Restate the whole listing word for word. Pictures are left out.
* BEGIN *
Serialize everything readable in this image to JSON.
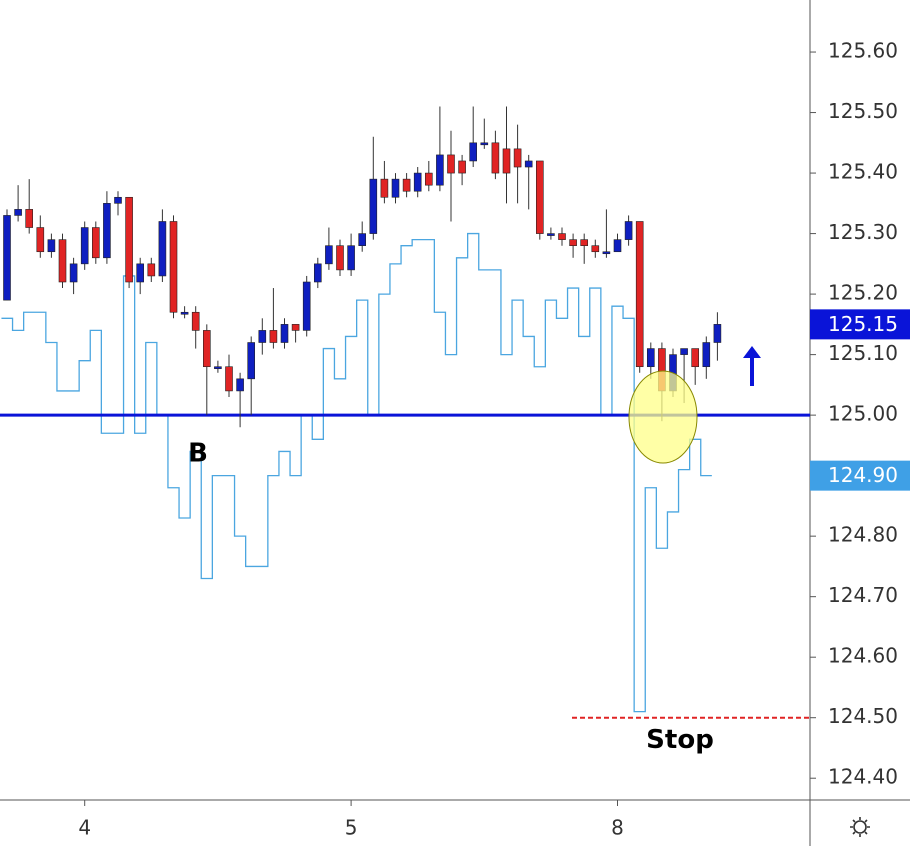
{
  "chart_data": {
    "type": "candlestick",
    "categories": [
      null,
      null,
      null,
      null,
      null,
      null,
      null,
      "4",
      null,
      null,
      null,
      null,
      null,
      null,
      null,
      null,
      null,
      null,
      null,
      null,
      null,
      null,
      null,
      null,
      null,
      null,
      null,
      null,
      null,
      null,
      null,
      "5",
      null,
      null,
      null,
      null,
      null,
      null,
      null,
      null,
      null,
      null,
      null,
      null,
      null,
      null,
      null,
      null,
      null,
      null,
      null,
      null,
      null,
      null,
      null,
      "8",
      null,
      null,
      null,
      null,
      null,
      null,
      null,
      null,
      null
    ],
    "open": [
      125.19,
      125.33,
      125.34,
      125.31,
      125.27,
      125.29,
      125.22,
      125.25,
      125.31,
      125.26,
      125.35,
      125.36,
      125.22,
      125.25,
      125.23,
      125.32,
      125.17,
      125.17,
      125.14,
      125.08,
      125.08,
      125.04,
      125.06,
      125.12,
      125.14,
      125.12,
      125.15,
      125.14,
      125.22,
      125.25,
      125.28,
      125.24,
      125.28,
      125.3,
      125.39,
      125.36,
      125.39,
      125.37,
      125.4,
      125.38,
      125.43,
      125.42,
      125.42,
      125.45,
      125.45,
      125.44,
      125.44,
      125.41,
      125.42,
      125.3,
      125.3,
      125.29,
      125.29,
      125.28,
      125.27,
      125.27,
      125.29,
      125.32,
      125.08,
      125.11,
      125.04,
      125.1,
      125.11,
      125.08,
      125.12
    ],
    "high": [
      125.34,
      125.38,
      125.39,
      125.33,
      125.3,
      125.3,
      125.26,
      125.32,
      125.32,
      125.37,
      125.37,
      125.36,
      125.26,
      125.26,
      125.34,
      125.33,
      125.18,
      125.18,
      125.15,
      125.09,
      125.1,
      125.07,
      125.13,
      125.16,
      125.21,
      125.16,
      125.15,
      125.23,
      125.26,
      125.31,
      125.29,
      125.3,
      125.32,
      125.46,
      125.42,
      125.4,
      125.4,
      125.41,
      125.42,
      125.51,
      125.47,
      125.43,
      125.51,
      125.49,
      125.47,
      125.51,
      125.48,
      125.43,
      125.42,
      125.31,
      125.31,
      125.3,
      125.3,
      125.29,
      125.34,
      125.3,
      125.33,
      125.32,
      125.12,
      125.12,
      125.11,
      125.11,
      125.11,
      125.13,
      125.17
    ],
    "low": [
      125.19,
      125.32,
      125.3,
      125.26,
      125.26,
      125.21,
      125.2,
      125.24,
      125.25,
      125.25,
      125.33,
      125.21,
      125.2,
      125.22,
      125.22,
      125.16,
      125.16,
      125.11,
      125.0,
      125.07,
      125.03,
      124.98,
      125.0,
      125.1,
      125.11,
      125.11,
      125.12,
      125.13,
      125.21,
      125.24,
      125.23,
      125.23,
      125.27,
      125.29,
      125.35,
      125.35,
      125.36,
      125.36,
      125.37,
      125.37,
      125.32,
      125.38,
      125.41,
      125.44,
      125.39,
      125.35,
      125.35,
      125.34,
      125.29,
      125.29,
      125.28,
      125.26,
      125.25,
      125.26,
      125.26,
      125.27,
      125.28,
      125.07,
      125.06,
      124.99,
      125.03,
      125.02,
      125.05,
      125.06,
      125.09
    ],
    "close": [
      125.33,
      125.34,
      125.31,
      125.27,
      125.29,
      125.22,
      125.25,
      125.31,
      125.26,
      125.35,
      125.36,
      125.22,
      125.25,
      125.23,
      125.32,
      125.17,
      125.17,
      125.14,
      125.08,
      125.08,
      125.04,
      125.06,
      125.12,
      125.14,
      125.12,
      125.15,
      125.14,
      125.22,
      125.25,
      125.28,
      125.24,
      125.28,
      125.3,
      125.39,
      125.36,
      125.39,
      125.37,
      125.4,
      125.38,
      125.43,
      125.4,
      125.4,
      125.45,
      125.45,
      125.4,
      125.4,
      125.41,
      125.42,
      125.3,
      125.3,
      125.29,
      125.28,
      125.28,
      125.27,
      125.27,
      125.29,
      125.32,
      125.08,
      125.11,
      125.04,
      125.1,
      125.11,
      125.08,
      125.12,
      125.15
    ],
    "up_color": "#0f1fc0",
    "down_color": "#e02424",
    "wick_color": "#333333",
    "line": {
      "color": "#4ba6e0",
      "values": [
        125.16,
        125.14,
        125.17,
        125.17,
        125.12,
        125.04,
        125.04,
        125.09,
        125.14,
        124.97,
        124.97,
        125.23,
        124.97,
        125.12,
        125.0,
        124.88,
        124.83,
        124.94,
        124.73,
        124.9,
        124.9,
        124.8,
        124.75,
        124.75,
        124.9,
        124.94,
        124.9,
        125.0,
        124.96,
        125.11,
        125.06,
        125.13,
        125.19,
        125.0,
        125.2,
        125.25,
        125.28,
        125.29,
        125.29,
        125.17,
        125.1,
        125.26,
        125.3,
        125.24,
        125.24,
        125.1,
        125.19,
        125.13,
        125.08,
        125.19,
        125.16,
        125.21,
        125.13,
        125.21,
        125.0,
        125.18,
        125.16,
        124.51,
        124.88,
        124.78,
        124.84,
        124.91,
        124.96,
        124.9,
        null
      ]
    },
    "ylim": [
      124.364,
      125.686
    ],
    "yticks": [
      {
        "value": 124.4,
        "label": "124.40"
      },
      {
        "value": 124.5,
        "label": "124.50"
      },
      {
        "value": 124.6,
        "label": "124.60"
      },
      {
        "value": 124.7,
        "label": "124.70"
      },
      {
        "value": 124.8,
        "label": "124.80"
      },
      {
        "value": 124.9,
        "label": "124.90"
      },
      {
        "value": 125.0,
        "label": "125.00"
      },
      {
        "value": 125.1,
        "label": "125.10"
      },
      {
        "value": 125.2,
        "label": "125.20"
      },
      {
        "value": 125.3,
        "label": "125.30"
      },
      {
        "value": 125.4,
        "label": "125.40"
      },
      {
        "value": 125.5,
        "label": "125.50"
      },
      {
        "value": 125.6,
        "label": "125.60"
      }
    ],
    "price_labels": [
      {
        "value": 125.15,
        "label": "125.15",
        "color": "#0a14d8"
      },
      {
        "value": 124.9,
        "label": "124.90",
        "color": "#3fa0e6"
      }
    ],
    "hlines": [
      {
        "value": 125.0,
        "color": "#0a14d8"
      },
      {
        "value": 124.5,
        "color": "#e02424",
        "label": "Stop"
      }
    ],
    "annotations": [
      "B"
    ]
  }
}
* END *
* _Expected answer_
Serialize everything readable in this image to JSON.
{
  "chart_data": {
    "type": "candlestick",
    "categories": [
      null,
      null,
      null,
      null,
      null,
      null,
      null,
      "4",
      null,
      null,
      null,
      null,
      null,
      null,
      null,
      null,
      null,
      null,
      null,
      null,
      null,
      null,
      null,
      null,
      null,
      null,
      null,
      null,
      null,
      null,
      null,
      "5",
      null,
      null,
      null,
      null,
      null,
      null,
      null,
      null,
      null,
      null,
      null,
      null,
      null,
      null,
      null,
      null,
      null,
      null,
      null,
      null,
      null,
      null,
      null,
      "8",
      null,
      null,
      null,
      null,
      null,
      null,
      null,
      null,
      null
    ],
    "open": [
      125.19,
      125.33,
      125.34,
      125.31,
      125.27,
      125.29,
      125.22,
      125.25,
      125.31,
      125.26,
      125.35,
      125.36,
      125.22,
      125.25,
      125.23,
      125.32,
      125.17,
      125.17,
      125.14,
      125.08,
      125.08,
      125.04,
      125.06,
      125.12,
      125.14,
      125.12,
      125.15,
      125.14,
      125.22,
      125.25,
      125.28,
      125.24,
      125.28,
      125.3,
      125.39,
      125.36,
      125.39,
      125.37,
      125.4,
      125.38,
      125.43,
      125.42,
      125.42,
      125.45,
      125.45,
      125.44,
      125.44,
      125.41,
      125.42,
      125.3,
      125.3,
      125.29,
      125.29,
      125.28,
      125.27,
      125.27,
      125.29,
      125.32,
      125.08,
      125.11,
      125.04,
      125.1,
      125.11,
      125.08,
      125.12
    ],
    "high": [
      125.34,
      125.38,
      125.39,
      125.33,
      125.3,
      125.3,
      125.26,
      125.32,
      125.32,
      125.37,
      125.37,
      125.36,
      125.26,
      125.26,
      125.34,
      125.33,
      125.18,
      125.18,
      125.15,
      125.09,
      125.1,
      125.07,
      125.13,
      125.16,
      125.21,
      125.16,
      125.15,
      125.23,
      125.26,
      125.31,
      125.29,
      125.3,
      125.32,
      125.46,
      125.42,
      125.4,
      125.4,
      125.41,
      125.42,
      125.51,
      125.47,
      125.43,
      125.51,
      125.49,
      125.47,
      125.51,
      125.48,
      125.43,
      125.42,
      125.31,
      125.31,
      125.3,
      125.3,
      125.29,
      125.34,
      125.3,
      125.33,
      125.32,
      125.12,
      125.12,
      125.11,
      125.11,
      125.11,
      125.13,
      125.17
    ],
    "low": [
      125.19,
      125.32,
      125.3,
      125.26,
      125.26,
      125.21,
      125.2,
      125.24,
      125.25,
      125.25,
      125.33,
      125.21,
      125.2,
      125.22,
      125.22,
      125.16,
      125.16,
      125.11,
      125.0,
      125.07,
      125.03,
      124.98,
      125.0,
      125.1,
      125.11,
      125.11,
      125.12,
      125.13,
      125.21,
      125.24,
      125.23,
      125.23,
      125.27,
      125.29,
      125.35,
      125.35,
      125.36,
      125.36,
      125.37,
      125.37,
      125.32,
      125.38,
      125.41,
      125.44,
      125.39,
      125.35,
      125.35,
      125.34,
      125.29,
      125.29,
      125.28,
      125.26,
      125.25,
      125.26,
      125.26,
      125.27,
      125.28,
      125.07,
      125.06,
      124.99,
      125.03,
      125.02,
      125.05,
      125.06,
      125.09
    ],
    "close": [
      125.33,
      125.34,
      125.31,
      125.27,
      125.29,
      125.22,
      125.25,
      125.31,
      125.26,
      125.35,
      125.36,
      125.22,
      125.25,
      125.23,
      125.32,
      125.17,
      125.17,
      125.14,
      125.08,
      125.08,
      125.04,
      125.06,
      125.12,
      125.14,
      125.12,
      125.15,
      125.14,
      125.22,
      125.25,
      125.28,
      125.24,
      125.28,
      125.3,
      125.39,
      125.36,
      125.39,
      125.37,
      125.4,
      125.38,
      125.43,
      125.4,
      125.4,
      125.45,
      125.45,
      125.4,
      125.4,
      125.41,
      125.42,
      125.3,
      125.3,
      125.29,
      125.28,
      125.28,
      125.27,
      125.27,
      125.29,
      125.32,
      125.08,
      125.11,
      125.04,
      125.1,
      125.11,
      125.08,
      125.12,
      125.15
    ],
    "up_color": "#0f1fc0",
    "down_color": "#e02424",
    "wick_color": "#333333",
    "line": {
      "color": "#4ba6e0",
      "values": [
        125.16,
        125.14,
        125.17,
        125.17,
        125.12,
        125.04,
        125.04,
        125.09,
        125.14,
        124.97,
        124.97,
        125.23,
        124.97,
        125.12,
        125.0,
        124.88,
        124.83,
        124.94,
        124.73,
        124.9,
        124.9,
        124.8,
        124.75,
        124.75,
        124.9,
        124.94,
        124.9,
        125.0,
        124.96,
        125.11,
        125.06,
        125.13,
        125.19,
        125.0,
        125.2,
        125.25,
        125.28,
        125.29,
        125.29,
        125.17,
        125.1,
        125.26,
        125.3,
        125.24,
        125.24,
        125.1,
        125.19,
        125.13,
        125.08,
        125.19,
        125.16,
        125.21,
        125.13,
        125.21,
        125.0,
        125.18,
        125.16,
        124.51,
        124.88,
        124.78,
        124.84,
        124.91,
        124.96,
        124.9,
        null
      ]
    },
    "ylim": [
      124.364,
      125.686
    ],
    "yticks": [
      {
        "value": 124.4,
        "label": "124.40"
      },
      {
        "value": 124.5,
        "label": "124.50"
      },
      {
        "value": 124.6,
        "label": "124.60"
      },
      {
        "value": 124.7,
        "label": "124.70"
      },
      {
        "value": 124.8,
        "label": "124.80"
      },
      {
        "value": 124.9,
        "label": "124.90"
      },
      {
        "value": 125.0,
        "label": "125.00"
      },
      {
        "value": 125.1,
        "label": "125.10"
      },
      {
        "value": 125.2,
        "label": "125.20"
      },
      {
        "value": 125.3,
        "label": "125.30"
      },
      {
        "value": 125.4,
        "label": "125.40"
      },
      {
        "value": 125.5,
        "label": "125.50"
      },
      {
        "value": 125.6,
        "label": "125.60"
      }
    ],
    "price_labels": [
      {
        "value": 125.15,
        "label": "125.15",
        "color": "#0a14d8"
      },
      {
        "value": 124.9,
        "label": "124.90",
        "color": "#3fa0e6"
      }
    ],
    "hlines": [
      {
        "value": 125.0,
        "color": "#0a14d8"
      },
      {
        "value": 124.5,
        "color": "#e02424",
        "label": "Stop"
      }
    ],
    "annotations": [
      "B"
    ]
  }
}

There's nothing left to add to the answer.